INSTRUCTION
Images should be left out, and everything else in the listing reproduced exactly.

RECORDS SHOWN
___
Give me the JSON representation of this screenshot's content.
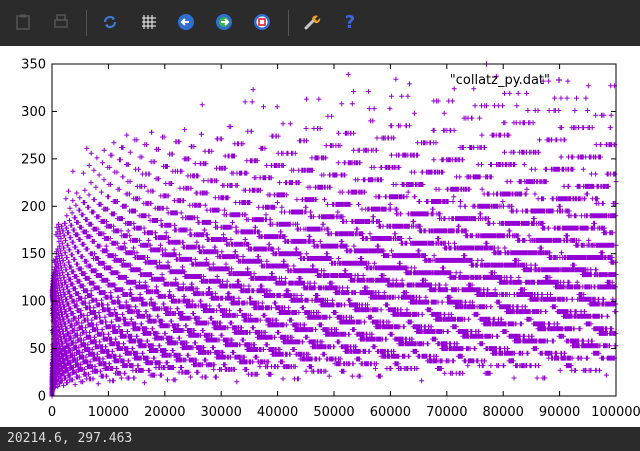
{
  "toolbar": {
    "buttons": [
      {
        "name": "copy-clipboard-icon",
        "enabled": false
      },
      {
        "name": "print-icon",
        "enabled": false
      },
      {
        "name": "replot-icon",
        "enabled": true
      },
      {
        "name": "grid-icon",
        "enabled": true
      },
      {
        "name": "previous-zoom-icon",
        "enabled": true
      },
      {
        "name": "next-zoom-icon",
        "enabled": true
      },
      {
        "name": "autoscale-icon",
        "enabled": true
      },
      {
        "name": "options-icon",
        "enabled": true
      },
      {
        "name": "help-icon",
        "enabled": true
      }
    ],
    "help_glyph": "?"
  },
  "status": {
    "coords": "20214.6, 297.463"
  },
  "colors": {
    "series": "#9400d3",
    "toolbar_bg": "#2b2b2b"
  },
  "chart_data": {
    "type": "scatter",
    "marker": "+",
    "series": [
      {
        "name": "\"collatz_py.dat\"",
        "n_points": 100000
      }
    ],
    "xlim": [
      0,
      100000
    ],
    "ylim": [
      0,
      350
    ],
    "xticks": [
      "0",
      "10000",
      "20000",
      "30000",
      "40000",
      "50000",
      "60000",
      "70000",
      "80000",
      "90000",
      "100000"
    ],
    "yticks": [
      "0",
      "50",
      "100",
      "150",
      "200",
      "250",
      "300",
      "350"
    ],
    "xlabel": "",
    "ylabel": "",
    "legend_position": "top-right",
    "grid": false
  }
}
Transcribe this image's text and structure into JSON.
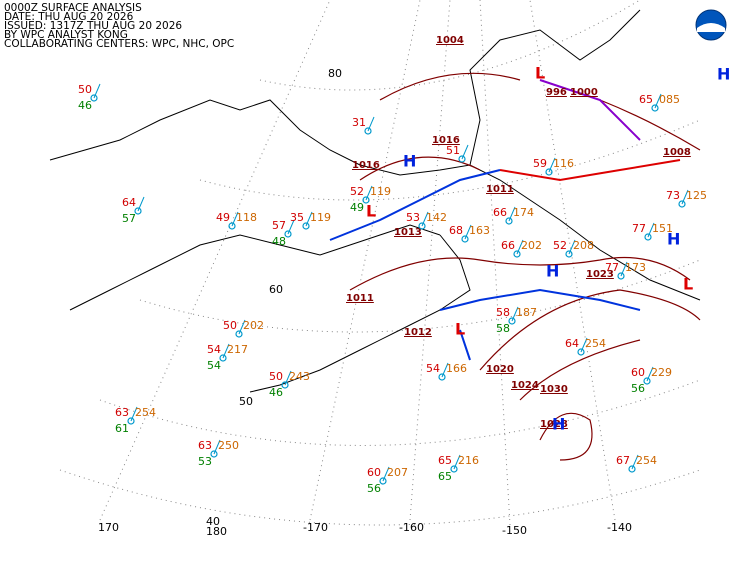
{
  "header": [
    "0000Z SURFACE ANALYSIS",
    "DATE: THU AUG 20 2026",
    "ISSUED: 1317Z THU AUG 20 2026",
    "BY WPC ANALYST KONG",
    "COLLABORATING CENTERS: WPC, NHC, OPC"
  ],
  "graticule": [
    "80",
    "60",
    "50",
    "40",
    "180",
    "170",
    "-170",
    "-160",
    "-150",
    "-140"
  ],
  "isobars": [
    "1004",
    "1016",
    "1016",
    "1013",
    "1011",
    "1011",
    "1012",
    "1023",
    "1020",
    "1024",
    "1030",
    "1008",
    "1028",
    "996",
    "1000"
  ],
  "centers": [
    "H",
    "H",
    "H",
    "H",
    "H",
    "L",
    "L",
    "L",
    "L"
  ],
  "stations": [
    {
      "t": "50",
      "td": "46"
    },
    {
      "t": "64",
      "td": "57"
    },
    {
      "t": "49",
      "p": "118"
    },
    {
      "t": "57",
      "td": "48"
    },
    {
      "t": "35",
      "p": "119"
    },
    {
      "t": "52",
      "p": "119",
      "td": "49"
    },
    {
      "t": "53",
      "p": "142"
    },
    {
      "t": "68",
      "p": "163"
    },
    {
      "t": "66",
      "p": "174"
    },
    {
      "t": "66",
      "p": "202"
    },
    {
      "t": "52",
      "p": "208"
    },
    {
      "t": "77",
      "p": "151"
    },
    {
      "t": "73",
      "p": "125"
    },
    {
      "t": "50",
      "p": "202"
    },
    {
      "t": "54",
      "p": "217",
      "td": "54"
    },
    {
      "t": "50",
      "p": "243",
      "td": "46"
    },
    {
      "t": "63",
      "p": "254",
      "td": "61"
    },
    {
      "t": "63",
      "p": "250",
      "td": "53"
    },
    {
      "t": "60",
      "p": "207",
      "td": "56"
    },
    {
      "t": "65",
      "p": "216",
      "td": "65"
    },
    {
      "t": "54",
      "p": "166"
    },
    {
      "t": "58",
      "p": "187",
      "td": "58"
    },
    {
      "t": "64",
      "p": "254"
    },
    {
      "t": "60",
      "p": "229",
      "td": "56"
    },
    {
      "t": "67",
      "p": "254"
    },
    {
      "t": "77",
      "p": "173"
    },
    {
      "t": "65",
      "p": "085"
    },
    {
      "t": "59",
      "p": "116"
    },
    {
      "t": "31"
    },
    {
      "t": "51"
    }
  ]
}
___
SOLUTION TO THE EXERCISE
Give me the JSON representation of this screenshot's content.
{
  "toolbar": {
    "buttons": [
      {
        "name": "copy-clipboard-icon",
        "enabled": false
      },
      {
        "name": "print-icon",
        "enabled": false
      },
      {
        "name": "replot-icon",
        "enabled": true
      },
      {
        "name": "grid-icon",
        "enabled": true
      },
      {
        "name": "previous-zoom-icon",
        "enabled": true
      },
      {
        "name": "next-zoom-icon",
        "enabled": true
      },
      {
        "name": "autoscale-icon",
        "enabled": true
      },
      {
        "name": "options-icon",
        "enabled": true
      },
      {
        "name": "help-icon",
        "enabled": true
      }
    ],
    "help_glyph": "?"
  },
  "status": {
    "coords": "20214.6, 297.463"
  },
  "colors": {
    "series": "#9400d3",
    "toolbar_bg": "#2b2b2b"
  },
  "chart_data": {
    "type": "scatter",
    "marker": "+",
    "series": [
      {
        "name": "\"collatz_py.dat\"",
        "n_points": 100000
      }
    ],
    "xlim": [
      0,
      100000
    ],
    "ylim": [
      0,
      350
    ],
    "xticks": [
      "0",
      "10000",
      "20000",
      "30000",
      "40000",
      "50000",
      "60000",
      "70000",
      "80000",
      "90000",
      "100000"
    ],
    "yticks": [
      "0",
      "50",
      "100",
      "150",
      "200",
      "250",
      "300",
      "350"
    ],
    "xlabel": "",
    "ylabel": "",
    "legend_position": "top-right",
    "grid": false
  }
}
Transcribe this image's text and structure into JSON.
{
  "header": [
    "0000Z SURFACE ANALYSIS",
    "DATE: THU AUG 20 2026",
    "ISSUED: 1317Z THU AUG 20 2026",
    "BY WPC ANALYST KONG",
    "COLLABORATING CENTERS: WPC, NHC, OPC"
  ],
  "graticule": [
    "80",
    "60",
    "50",
    "40",
    "180",
    "170",
    "-170",
    "-160",
    "-150",
    "-140"
  ],
  "isobars": [
    "1004",
    "1016",
    "1016",
    "1013",
    "1011",
    "1011",
    "1012",
    "1023",
    "1020",
    "1024",
    "1030",
    "1008",
    "1028",
    "996",
    "1000"
  ],
  "centers": [
    "H",
    "H",
    "H",
    "H",
    "H",
    "L",
    "L",
    "L",
    "L"
  ],
  "stations": [
    {
      "t": "50",
      "td": "46"
    },
    {
      "t": "64",
      "td": "57"
    },
    {
      "t": "49",
      "p": "118"
    },
    {
      "t": "57",
      "td": "48"
    },
    {
      "t": "35",
      "p": "119"
    },
    {
      "t": "52",
      "p": "119",
      "td": "49"
    },
    {
      "t": "53",
      "p": "142"
    },
    {
      "t": "68",
      "p": "163"
    },
    {
      "t": "66",
      "p": "174"
    },
    {
      "t": "66",
      "p": "202"
    },
    {
      "t": "52",
      "p": "208"
    },
    {
      "t": "77",
      "p": "151"
    },
    {
      "t": "73",
      "p": "125"
    },
    {
      "t": "50",
      "p": "202"
    },
    {
      "t": "54",
      "p": "217",
      "td": "54"
    },
    {
      "t": "50",
      "p": "243",
      "td": "46"
    },
    {
      "t": "63",
      "p": "254",
      "td": "61"
    },
    {
      "t": "63",
      "p": "250",
      "td": "53"
    },
    {
      "t": "60",
      "p": "207",
      "td": "56"
    },
    {
      "t": "65",
      "p": "216",
      "td": "65"
    },
    {
      "t": "54",
      "p": "166"
    },
    {
      "t": "58",
      "p": "187",
      "td": "58"
    },
    {
      "t": "64",
      "p": "254"
    },
    {
      "t": "60",
      "p": "229",
      "td": "56"
    },
    {
      "t": "67",
      "p": "254"
    },
    {
      "t": "77",
      "p": "173"
    },
    {
      "t": "65",
      "p": "085"
    },
    {
      "t": "59",
      "p": "116"
    },
    {
      "t": "31"
    },
    {
      "t": "51"
    }
  ]
}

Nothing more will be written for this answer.